▶ Instructions to follow
Say how many lines contain the string "threatened". Give no other output.

▶ Material for this exercise
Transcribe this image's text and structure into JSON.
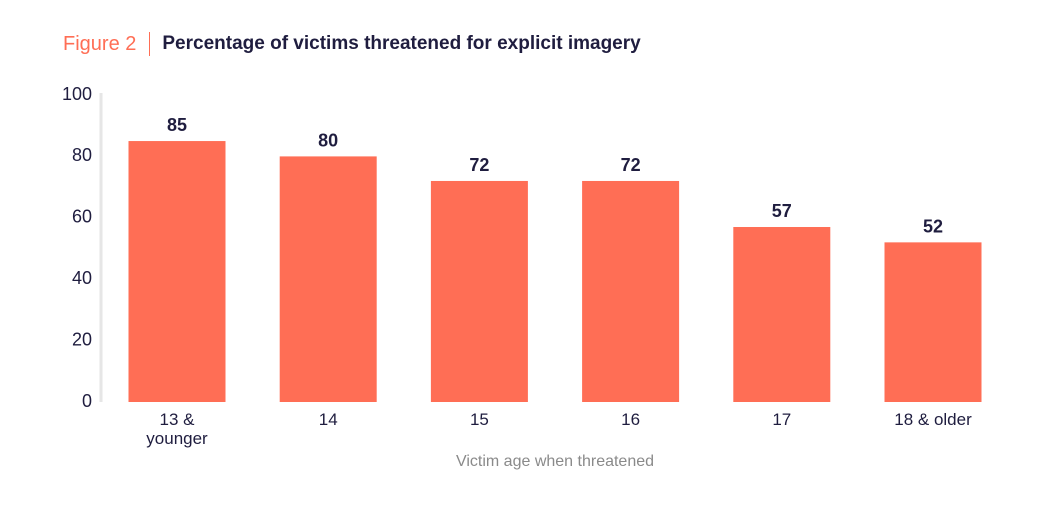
{
  "figure_label": "Figure 2",
  "chart_data": {
    "type": "bar",
    "title": "Percentage of victims threatened for explicit imagery",
    "categories": [
      [
        "13 &",
        "younger"
      ],
      [
        "14"
      ],
      [
        "15"
      ],
      [
        "16"
      ],
      [
        "17"
      ],
      [
        "18 & older"
      ]
    ],
    "values": [
      85,
      80,
      72,
      72,
      57,
      52
    ],
    "xlabel": "Victim age when threatened",
    "ylabel": "",
    "ylim": [
      0,
      100
    ],
    "yticks": [
      0,
      20,
      40,
      60,
      80,
      100
    ],
    "grid": false,
    "bar_color": "#ff6e55",
    "text_color": "#1f1d3f",
    "axis_color": "#e6e6e6"
  }
}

▶ Written answer
2